Comb the records below for the string "osuus" and copy each line where it turns up.

» Given data:

● ● ● ●

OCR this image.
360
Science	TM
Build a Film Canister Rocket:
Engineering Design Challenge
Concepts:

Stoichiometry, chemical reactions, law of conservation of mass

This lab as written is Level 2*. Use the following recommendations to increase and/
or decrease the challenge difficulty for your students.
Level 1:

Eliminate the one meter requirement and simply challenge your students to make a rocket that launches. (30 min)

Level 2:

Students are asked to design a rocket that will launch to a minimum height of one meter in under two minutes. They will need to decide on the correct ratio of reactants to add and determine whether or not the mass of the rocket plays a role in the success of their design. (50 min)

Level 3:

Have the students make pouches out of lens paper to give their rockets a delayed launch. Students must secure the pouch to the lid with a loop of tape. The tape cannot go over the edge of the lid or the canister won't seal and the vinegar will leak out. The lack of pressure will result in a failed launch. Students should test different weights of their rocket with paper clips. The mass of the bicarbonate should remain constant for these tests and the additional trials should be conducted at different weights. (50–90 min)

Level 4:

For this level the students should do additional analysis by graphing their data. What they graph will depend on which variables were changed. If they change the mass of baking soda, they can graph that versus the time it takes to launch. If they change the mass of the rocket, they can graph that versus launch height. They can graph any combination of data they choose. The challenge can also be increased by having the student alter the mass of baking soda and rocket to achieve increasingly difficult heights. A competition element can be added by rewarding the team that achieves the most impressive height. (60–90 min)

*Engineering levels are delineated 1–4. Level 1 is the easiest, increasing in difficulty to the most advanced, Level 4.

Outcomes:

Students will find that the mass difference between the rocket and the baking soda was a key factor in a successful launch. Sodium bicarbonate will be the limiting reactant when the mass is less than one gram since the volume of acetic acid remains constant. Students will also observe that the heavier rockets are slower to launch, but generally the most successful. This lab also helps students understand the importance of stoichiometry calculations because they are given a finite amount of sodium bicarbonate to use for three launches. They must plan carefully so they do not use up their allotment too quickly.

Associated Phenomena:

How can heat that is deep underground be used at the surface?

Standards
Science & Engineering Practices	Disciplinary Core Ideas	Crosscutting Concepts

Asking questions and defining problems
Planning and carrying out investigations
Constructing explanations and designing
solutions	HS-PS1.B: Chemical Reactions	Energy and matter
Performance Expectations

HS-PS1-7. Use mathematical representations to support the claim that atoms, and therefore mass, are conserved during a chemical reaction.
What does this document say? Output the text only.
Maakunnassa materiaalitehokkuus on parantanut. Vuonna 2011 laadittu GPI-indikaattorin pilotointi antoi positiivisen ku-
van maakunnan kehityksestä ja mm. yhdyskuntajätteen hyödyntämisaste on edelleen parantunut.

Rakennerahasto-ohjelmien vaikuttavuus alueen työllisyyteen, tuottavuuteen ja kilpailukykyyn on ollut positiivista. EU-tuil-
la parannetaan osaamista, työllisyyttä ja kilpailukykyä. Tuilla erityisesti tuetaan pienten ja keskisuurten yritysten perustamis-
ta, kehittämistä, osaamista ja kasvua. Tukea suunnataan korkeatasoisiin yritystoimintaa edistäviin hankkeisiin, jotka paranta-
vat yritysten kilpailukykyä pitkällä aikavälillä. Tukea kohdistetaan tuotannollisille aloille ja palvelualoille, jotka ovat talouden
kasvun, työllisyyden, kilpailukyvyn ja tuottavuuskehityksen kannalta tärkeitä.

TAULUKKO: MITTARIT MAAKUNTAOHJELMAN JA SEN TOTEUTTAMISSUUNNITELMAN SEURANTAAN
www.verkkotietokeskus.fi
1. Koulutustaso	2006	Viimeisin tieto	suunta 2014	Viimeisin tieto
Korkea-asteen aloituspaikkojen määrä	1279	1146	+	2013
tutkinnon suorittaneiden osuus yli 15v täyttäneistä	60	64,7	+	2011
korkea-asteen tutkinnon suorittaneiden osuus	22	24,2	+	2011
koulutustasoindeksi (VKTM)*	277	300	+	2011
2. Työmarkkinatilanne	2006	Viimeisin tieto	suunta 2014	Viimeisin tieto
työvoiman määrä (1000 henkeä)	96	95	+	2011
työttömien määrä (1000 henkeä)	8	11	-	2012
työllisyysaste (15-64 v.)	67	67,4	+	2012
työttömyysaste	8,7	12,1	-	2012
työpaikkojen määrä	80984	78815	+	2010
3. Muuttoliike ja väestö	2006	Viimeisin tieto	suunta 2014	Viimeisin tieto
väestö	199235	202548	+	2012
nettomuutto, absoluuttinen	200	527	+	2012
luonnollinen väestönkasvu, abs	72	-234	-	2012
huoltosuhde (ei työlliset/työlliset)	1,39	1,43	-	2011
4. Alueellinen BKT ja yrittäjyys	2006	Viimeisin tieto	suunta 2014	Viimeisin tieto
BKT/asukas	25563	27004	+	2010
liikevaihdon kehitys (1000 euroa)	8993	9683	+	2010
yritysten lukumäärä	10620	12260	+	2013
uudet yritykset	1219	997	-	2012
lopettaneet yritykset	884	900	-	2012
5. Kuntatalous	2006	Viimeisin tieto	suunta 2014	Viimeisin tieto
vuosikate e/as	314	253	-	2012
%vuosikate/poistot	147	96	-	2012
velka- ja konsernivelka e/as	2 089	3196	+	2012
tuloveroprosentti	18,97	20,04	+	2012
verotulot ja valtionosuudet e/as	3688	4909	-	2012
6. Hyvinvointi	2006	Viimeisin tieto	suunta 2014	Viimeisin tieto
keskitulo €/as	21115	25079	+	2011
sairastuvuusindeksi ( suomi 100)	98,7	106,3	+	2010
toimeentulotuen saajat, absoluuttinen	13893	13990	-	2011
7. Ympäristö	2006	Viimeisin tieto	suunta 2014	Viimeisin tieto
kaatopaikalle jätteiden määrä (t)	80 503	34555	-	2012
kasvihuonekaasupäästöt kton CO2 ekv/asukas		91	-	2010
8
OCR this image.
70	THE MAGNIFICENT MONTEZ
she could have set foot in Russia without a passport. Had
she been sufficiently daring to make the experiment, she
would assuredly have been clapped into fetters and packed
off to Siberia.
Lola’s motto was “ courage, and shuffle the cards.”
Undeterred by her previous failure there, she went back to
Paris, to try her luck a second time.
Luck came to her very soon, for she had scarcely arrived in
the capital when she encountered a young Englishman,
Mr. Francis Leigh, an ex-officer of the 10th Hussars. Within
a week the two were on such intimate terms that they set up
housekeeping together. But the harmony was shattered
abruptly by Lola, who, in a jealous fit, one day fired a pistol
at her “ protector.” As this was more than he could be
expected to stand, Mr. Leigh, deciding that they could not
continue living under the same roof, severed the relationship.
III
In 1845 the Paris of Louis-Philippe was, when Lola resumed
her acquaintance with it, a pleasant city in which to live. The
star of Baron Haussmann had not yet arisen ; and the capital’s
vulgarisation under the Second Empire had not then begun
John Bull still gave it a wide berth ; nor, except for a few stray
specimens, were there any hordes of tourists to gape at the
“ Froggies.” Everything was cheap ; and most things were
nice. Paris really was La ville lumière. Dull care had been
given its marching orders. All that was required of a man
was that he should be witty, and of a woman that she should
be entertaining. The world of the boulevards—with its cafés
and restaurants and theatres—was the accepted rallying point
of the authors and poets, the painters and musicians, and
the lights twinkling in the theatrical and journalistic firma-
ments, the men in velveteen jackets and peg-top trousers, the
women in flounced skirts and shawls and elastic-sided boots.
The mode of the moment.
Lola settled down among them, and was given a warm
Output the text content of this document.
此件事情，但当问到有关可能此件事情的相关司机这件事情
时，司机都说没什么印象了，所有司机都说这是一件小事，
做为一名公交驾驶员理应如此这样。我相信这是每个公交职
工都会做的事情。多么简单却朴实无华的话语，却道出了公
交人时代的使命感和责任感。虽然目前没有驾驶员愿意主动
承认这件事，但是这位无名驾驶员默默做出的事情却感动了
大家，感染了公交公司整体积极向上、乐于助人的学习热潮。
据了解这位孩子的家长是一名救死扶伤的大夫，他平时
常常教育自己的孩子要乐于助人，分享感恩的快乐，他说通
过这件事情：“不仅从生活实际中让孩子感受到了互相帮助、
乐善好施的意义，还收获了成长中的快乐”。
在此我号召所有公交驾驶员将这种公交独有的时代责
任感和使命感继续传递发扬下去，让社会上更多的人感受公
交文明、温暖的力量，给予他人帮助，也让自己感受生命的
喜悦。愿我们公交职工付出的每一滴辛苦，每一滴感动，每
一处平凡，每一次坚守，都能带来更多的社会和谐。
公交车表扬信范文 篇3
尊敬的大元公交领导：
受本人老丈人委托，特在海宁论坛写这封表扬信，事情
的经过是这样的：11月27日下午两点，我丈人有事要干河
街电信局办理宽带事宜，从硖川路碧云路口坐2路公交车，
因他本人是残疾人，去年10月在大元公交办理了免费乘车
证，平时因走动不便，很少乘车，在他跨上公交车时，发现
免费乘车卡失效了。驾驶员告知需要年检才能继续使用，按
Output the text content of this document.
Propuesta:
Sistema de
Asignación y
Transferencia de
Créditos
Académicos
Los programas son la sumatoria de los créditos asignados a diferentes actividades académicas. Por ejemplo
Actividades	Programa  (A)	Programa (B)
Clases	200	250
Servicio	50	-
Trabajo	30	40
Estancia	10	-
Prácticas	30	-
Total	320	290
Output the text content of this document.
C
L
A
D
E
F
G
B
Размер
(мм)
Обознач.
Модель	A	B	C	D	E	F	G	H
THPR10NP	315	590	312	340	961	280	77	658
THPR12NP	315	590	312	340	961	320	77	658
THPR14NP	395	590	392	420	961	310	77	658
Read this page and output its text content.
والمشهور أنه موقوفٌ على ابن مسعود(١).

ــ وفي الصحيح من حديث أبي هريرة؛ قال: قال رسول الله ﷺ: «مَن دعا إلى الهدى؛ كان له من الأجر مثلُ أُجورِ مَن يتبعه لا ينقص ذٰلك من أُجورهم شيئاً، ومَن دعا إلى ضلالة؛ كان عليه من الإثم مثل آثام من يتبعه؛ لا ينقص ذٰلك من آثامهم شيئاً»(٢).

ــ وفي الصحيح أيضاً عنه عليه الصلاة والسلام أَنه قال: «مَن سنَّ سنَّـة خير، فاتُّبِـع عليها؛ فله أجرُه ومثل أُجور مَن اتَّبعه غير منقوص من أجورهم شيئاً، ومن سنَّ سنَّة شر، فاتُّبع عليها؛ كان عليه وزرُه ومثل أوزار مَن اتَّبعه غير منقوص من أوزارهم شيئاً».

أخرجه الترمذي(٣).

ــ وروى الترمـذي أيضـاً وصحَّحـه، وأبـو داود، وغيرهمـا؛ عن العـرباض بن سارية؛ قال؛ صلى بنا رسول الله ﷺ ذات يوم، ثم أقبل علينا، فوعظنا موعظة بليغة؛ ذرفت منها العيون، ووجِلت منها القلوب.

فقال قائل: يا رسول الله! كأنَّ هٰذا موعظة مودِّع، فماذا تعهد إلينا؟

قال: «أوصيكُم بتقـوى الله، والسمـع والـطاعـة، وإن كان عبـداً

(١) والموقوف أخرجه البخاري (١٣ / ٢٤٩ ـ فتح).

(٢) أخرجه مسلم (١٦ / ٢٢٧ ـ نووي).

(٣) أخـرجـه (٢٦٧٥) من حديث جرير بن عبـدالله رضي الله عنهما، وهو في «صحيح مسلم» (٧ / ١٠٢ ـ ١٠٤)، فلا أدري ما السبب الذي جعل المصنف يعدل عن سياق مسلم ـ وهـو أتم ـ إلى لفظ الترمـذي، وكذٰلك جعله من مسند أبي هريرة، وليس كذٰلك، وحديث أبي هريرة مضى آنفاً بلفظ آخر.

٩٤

● ● ● ●

» Exercise response:
tutkinnon suorittaneiden osuus yli 15v täyttäneistä	60	64,7	+	2011
korkea-asteen tutkinnon suorittaneiden osuus	22	24,2	+	2011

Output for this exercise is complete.